===== DATA

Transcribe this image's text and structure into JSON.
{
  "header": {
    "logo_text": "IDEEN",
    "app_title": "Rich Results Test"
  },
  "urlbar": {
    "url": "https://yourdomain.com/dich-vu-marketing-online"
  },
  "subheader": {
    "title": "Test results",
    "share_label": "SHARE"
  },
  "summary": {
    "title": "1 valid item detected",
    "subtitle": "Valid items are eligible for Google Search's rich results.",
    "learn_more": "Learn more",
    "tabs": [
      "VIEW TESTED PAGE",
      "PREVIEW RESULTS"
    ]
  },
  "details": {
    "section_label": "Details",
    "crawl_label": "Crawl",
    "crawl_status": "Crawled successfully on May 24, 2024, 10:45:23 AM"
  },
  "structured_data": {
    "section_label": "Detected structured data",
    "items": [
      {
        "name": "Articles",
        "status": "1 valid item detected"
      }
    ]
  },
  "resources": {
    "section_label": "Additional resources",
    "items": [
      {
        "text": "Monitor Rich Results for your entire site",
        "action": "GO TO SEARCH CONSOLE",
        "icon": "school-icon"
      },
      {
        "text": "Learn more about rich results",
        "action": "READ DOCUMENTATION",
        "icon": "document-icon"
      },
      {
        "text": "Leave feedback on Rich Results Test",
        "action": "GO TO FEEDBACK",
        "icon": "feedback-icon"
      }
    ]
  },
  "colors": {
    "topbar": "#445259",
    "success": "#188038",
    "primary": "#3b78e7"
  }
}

==========

Reproduce the material verbatim, line by line.

### OUTPUT FOR THIS TASK
Transcribe this image's text and structure into JSON.
{
  "header": {
    "logo_text": "IDEEN",
    "app_title": "Rich Results Test"
  },
  "urlbar": {
    "url": "https://yourdomain.com/dich-vu-marketing-online"
  },
  "subheader": {
    "title": "Test results",
    "share_label": "SHARE"
  },
  "summary": {
    "title": "1 valid item detected",
    "subtitle": "Valid items are eligible for Google Search's rich results.",
    "learn_more": "Learn more",
    "tabs": [
      "VIEW TESTED PAGE",
      "PREVIEW RESULTS"
    ]
  },
  "details": {
    "section_label": "Details",
    "crawl_label": "Crawl",
    "crawl_status": "Crawled successfully on May 24, 2024, 10:45:23 AM"
  },
  "structured_data": {
    "section_label": "Detected structured data",
    "items": [
      {
        "name": "Articles",
        "status": "1 valid item detected"
      }
    ]
  },
  "resources": {
    "section_label": "Additional resources",
    "items": [
      {
        "text": "Monitor Rich Results for your entire site",
        "action": "GO TO SEARCH CONSOLE",
        "icon": "school-icon"
      },
      {
        "text": "Learn more about rich results",
        "action": "READ DOCUMENTATION",
        "icon": "document-icon"
      },
      {
        "text": "Leave feedback on Rich Results Test",
        "action": "GO TO FEEDBACK",
        "icon": "feedback-icon"
      }
    ]
  },
  "colors": {
    "topbar": "#445259",
    "success": "#188038",
    "primary": "#3b78e7"
  }
}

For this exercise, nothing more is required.